● Short task
The records below must be written out exactly, with every picture left behind.

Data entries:
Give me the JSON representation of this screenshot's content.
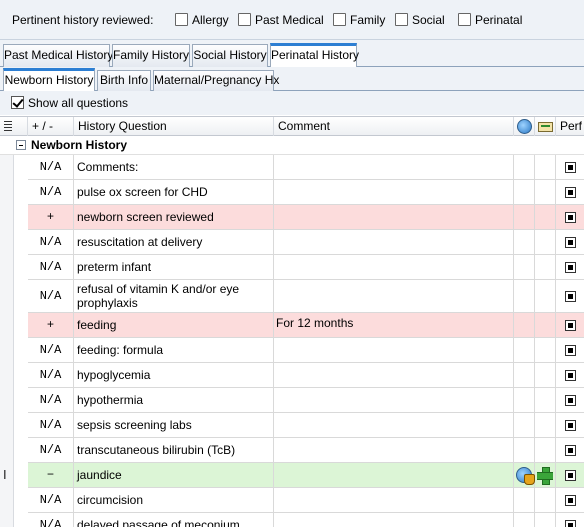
{
  "review": {
    "label": "Pertinent history reviewed:",
    "options": [
      "Allergy",
      "Past Medical",
      "Family",
      "Social",
      "Perinatal"
    ]
  },
  "main_tabs": [
    "Past Medical History",
    "Family History",
    "Social History",
    "Perinatal History"
  ],
  "sub_tabs": [
    "Newborn History",
    "Birth Info",
    "Maternal/Pregnancy Hx"
  ],
  "show_all_label": "Show all questions",
  "grid": {
    "headers": {
      "status": "+ / -",
      "question": "History Question",
      "comment": "Comment",
      "perf": "Perf"
    },
    "group_title": "Newborn History",
    "rows": [
      {
        "status": "N/A",
        "question": "Comments:",
        "comment": "",
        "highlight": "none"
      },
      {
        "status": "N/A",
        "question": "pulse ox screen for CHD",
        "comment": "",
        "highlight": "none"
      },
      {
        "status": "+",
        "question": "newborn screen reviewed",
        "comment": "",
        "highlight": "pink"
      },
      {
        "status": "N/A",
        "question": "resuscitation at delivery",
        "comment": "",
        "highlight": "none"
      },
      {
        "status": "N/A",
        "question": "preterm infant",
        "comment": "",
        "highlight": "none"
      },
      {
        "status": "N/A",
        "question": "refusal of vitamin K and/or eye prophylaxis",
        "comment": "",
        "highlight": "none"
      },
      {
        "status": "+",
        "question": "feeding",
        "comment": "For 12 months",
        "highlight": "pink"
      },
      {
        "status": "N/A",
        "question": "feeding: formula",
        "comment": "",
        "highlight": "none"
      },
      {
        "status": "N/A",
        "question": "hypoglycemia",
        "comment": "",
        "highlight": "none"
      },
      {
        "status": "N/A",
        "question": "hypothermia",
        "comment": "",
        "highlight": "none"
      },
      {
        "status": "N/A",
        "question": "sepsis screening labs",
        "comment": "",
        "highlight": "none"
      },
      {
        "status": "N/A",
        "question": "transcutaneous bilirubin (TcB)",
        "comment": "",
        "highlight": "none"
      },
      {
        "status": "−",
        "question": "jaundice",
        "comment": "",
        "highlight": "green"
      },
      {
        "status": "N/A",
        "question": "circumcision",
        "comment": "",
        "highlight": "none"
      },
      {
        "status": "N/A",
        "question": "delayed passage of meconium",
        "comment": "",
        "highlight": "none"
      }
    ]
  },
  "colors": {
    "pink_row": "#fcdcdc",
    "green_row": "#dcf5d6",
    "tab_accent": "#2d7fd3"
  }
}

● Solution
Give me the JSON representation of this screenshot's content.
{
  "review": {
    "label": "Pertinent history reviewed:",
    "options": [
      "Allergy",
      "Past Medical",
      "Family",
      "Social",
      "Perinatal"
    ]
  },
  "main_tabs": [
    "Past Medical History",
    "Family History",
    "Social History",
    "Perinatal History"
  ],
  "sub_tabs": [
    "Newborn History",
    "Birth Info",
    "Maternal/Pregnancy Hx"
  ],
  "show_all_label": "Show all questions",
  "grid": {
    "headers": {
      "status": "+ / -",
      "question": "History Question",
      "comment": "Comment",
      "perf": "Perf"
    },
    "group_title": "Newborn History",
    "rows": [
      {
        "status": "N/A",
        "question": "Comments:",
        "comment": "",
        "highlight": "none"
      },
      {
        "status": "N/A",
        "question": "pulse ox screen for CHD",
        "comment": "",
        "highlight": "none"
      },
      {
        "status": "+",
        "question": "newborn screen reviewed",
        "comment": "",
        "highlight": "pink"
      },
      {
        "status": "N/A",
        "question": "resuscitation at delivery",
        "comment": "",
        "highlight": "none"
      },
      {
        "status": "N/A",
        "question": "preterm infant",
        "comment": "",
        "highlight": "none"
      },
      {
        "status": "N/A",
        "question": "refusal of vitamin K and/or eye prophylaxis",
        "comment": "",
        "highlight": "none"
      },
      {
        "status": "+",
        "question": "feeding",
        "comment": "For 12 months",
        "highlight": "pink"
      },
      {
        "status": "N/A",
        "question": "feeding: formula",
        "comment": "",
        "highlight": "none"
      },
      {
        "status": "N/A",
        "question": "hypoglycemia",
        "comment": "",
        "highlight": "none"
      },
      {
        "status": "N/A",
        "question": "hypothermia",
        "comment": "",
        "highlight": "none"
      },
      {
        "status": "N/A",
        "question": "sepsis screening labs",
        "comment": "",
        "highlight": "none"
      },
      {
        "status": "N/A",
        "question": "transcutaneous bilirubin (TcB)",
        "comment": "",
        "highlight": "none"
      },
      {
        "status": "−",
        "question": "jaundice",
        "comment": "",
        "highlight": "green"
      },
      {
        "status": "N/A",
        "question": "circumcision",
        "comment": "",
        "highlight": "none"
      },
      {
        "status": "N/A",
        "question": "delayed passage of meconium",
        "comment": "",
        "highlight": "none"
      }
    ]
  },
  "colors": {
    "pink_row": "#fcdcdc",
    "green_row": "#dcf5d6",
    "tab_accent": "#2d7fd3"
  }
}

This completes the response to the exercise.